─── Material shown ───

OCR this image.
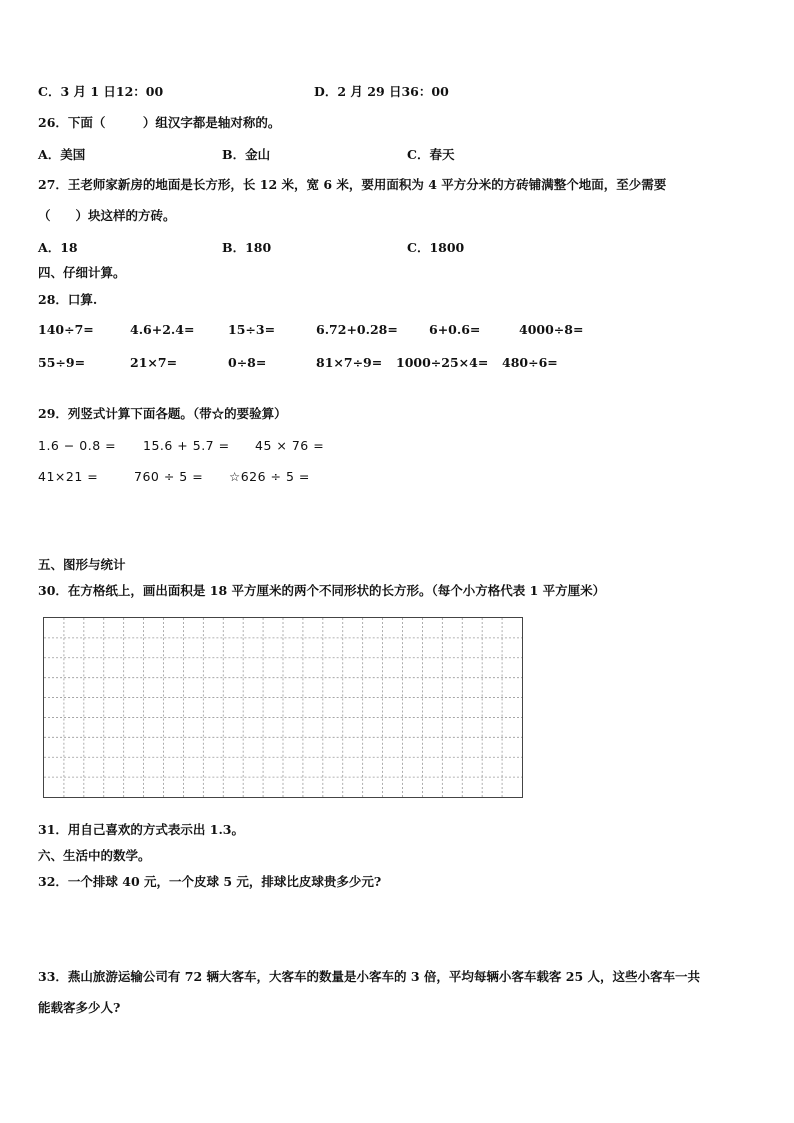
C．3 月 1 日12：00	D．2 月 29 日36：00
26．下面（　　　）组汉字都是轴对称的。
A．美国	B．金山	C．春天
27．王老师家新房的地面是长方形，长 12 米，宽 6 米，要用面积为 4 平方分米的方砖铺满整个地面，至少需要
（　　）块这样的方砖。
A．18	B．180	C．1800
四、仔细计算。
28．口算.
140÷7=	4.6+2.4=	15÷3=	6.72+0.28= 6+0.6=	4000÷8=
55÷9=	21×7=	0÷8=	81×7÷9= 1000÷25×4= 480÷6=
29．列竖式计算下面各题。（带☆的要验算）
1.6 − 0.8 = 15.6 + 5.7 = 45 × 76 =
41×21 =	760 ÷ 5 = ☆626 ÷ 5 =
五、图形与统计
30．在方格纸上，画出面积是 18 平方厘米的两个不同形状的长方形。（每个小方格代表 1 平方厘米）
31．用自己喜欢的方式表示出 1.3。
六、生活中的数学。
32．一个排球 40 元，一个皮球 5 元，排球比皮球贵多少元?
33．燕山旅游运输公司有 72 辆大客车，大客车的数量是小客车的 3 倍，平均每辆小客车载客 25 人，这些小客车一共
能载客多少人?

───

Work to be completed: Pictures in the records above are left out; print everything else exactly as written.

Final result:
OCR this image.
C．3 月 1 日12：00	D．2 月 29 日36：00
26．下面（　　　）组汉字都是轴对称的。
A．美国	B．金山	C．春天
27．王老师家新房的地面是长方形，长 12 米，宽 6 米，要用面积为 4 平方分米的方砖铺满整个地面，至少需要
（　　）块这样的方砖。
A．18	B．180	C．1800
四、仔细计算。
28．口算.
140÷7=	4.6+2.4=	15÷3=	6.72+0.28= 6+0.6=	4000÷8=
55÷9=	21×7=	0÷8=	81×7÷9= 1000÷25×4= 480÷6=
29．列竖式计算下面各题。（带☆的要验算）
1.6 − 0.8 = 15.6 + 5.7 = 45 × 76 =
41×21 =	760 ÷ 5 = ☆626 ÷ 5 =
五、图形与统计
30．在方格纸上，画出面积是 18 平方厘米的两个不同形状的长方形。（每个小方格代表 1 平方厘米）
31．用自己喜欢的方式表示出 1.3。
六、生活中的数学。
32．一个排球 40 元，一个皮球 5 元，排球比皮球贵多少元?
33．燕山旅游运输公司有 72 辆大客车，大客车的数量是小客车的 3 倍，平均每辆小客车载客 25 人，这些小客车一共
能载客多少人?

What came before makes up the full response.